Your answer should be a single number: how many lines in the data below hold the string "CORRIENTES".

── RECORDS FOR THE EXERCISE ──

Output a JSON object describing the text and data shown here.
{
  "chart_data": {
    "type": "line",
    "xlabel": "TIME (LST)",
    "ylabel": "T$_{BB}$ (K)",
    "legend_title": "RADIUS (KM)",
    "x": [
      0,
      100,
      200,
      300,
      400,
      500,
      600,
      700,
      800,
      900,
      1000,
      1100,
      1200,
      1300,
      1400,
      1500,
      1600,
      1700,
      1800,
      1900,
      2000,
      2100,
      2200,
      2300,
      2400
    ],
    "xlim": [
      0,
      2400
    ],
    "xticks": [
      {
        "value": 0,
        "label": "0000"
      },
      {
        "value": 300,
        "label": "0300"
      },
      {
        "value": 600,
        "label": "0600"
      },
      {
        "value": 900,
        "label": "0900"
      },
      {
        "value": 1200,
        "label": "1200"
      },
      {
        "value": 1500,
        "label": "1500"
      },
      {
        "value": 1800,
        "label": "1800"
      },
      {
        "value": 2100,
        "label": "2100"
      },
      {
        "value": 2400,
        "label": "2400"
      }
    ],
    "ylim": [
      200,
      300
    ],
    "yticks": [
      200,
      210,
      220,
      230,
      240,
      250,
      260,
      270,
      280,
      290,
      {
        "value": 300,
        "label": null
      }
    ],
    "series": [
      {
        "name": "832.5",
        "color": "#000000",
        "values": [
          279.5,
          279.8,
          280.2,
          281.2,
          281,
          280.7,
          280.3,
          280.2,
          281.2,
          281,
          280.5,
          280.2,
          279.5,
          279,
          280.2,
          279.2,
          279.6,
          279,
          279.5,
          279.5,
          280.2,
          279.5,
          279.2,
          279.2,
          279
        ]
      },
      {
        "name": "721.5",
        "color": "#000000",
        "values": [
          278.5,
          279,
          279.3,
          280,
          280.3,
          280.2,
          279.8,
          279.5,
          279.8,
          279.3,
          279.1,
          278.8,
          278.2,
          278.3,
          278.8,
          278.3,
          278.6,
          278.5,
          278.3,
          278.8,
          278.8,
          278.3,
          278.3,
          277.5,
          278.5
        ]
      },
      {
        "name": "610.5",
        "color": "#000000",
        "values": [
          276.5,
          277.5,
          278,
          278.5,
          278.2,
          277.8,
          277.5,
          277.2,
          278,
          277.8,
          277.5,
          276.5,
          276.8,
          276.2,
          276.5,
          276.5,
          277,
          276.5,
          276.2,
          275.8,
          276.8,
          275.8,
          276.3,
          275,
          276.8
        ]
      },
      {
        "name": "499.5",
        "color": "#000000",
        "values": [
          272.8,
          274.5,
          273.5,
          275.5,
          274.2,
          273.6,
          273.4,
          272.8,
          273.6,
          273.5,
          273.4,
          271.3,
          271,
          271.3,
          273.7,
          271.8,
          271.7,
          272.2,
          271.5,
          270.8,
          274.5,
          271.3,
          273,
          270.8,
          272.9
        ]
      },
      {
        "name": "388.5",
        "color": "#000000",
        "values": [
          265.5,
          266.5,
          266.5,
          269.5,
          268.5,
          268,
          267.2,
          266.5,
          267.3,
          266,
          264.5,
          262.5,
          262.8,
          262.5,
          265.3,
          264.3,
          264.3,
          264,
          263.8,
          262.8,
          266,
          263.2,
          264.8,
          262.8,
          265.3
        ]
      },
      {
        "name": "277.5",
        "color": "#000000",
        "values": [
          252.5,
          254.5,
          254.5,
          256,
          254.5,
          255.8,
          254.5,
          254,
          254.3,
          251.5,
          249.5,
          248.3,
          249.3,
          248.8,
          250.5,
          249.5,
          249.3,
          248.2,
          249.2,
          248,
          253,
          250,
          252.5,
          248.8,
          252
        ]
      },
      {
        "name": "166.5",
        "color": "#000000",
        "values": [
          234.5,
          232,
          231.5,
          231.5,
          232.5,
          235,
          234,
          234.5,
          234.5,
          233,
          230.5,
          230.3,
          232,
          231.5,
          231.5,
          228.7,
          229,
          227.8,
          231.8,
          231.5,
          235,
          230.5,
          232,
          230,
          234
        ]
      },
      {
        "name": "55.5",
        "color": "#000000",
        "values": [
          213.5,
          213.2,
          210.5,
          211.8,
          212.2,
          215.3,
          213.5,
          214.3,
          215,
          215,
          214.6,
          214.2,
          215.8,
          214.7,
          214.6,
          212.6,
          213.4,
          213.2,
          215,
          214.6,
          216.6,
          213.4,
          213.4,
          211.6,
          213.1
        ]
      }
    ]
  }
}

───
── RECORDS FOR THE EXERCISE ──

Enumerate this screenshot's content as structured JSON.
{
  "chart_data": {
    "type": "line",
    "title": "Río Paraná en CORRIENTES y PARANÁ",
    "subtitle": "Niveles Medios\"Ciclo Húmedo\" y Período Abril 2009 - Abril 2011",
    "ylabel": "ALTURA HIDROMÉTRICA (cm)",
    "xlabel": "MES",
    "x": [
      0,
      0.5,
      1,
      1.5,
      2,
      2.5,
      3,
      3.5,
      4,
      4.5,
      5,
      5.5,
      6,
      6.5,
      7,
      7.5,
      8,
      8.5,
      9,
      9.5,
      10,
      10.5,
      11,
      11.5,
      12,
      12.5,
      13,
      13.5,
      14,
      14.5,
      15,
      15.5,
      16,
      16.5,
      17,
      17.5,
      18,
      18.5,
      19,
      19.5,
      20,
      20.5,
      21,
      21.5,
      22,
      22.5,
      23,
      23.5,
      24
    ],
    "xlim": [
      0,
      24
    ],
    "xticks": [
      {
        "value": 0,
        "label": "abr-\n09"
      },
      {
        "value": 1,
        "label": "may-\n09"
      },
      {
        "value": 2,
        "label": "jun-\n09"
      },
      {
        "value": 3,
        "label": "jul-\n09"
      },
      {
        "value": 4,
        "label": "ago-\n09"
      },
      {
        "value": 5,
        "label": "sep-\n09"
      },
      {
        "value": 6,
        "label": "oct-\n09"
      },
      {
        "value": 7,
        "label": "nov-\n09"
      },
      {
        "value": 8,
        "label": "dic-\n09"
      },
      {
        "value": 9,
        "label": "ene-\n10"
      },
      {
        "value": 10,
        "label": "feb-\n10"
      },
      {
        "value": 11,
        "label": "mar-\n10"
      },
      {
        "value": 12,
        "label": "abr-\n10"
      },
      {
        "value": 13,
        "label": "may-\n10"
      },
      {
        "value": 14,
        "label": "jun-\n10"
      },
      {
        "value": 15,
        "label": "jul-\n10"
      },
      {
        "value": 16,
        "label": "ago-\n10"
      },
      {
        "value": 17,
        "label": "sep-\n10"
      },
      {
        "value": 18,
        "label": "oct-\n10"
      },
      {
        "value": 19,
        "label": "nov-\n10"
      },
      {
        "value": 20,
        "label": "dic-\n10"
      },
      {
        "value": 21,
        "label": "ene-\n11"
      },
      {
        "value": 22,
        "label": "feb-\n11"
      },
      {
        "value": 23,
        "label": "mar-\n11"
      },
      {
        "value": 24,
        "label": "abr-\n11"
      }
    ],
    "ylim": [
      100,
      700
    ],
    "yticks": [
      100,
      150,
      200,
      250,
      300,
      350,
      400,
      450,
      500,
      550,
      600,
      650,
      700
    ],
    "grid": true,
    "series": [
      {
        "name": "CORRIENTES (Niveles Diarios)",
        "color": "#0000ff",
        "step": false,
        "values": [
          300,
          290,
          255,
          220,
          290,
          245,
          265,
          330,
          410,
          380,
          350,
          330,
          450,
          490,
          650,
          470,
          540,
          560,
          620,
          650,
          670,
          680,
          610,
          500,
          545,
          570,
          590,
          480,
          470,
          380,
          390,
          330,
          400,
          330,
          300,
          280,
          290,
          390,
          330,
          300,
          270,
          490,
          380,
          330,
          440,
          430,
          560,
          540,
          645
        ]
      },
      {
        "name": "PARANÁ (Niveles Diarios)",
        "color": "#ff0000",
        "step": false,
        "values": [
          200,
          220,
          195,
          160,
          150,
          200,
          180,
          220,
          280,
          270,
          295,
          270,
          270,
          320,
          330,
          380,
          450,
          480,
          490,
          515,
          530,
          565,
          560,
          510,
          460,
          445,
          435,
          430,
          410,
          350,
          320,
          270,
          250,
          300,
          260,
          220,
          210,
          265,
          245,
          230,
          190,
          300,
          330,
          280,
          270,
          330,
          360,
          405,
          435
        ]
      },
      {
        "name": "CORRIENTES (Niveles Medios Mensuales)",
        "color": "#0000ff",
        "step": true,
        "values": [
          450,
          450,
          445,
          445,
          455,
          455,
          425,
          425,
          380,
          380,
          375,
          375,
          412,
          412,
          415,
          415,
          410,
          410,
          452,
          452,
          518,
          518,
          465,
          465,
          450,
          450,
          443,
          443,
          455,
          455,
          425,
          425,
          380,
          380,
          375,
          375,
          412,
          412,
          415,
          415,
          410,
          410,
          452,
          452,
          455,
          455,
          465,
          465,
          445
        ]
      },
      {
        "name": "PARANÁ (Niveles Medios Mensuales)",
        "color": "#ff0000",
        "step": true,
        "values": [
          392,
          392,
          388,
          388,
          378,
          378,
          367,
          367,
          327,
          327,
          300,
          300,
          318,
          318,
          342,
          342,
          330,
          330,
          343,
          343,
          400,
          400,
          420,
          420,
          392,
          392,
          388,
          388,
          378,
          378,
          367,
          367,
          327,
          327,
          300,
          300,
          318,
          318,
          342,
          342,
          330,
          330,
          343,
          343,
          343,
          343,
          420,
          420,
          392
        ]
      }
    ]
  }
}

───

### FINISHED ANSWER
3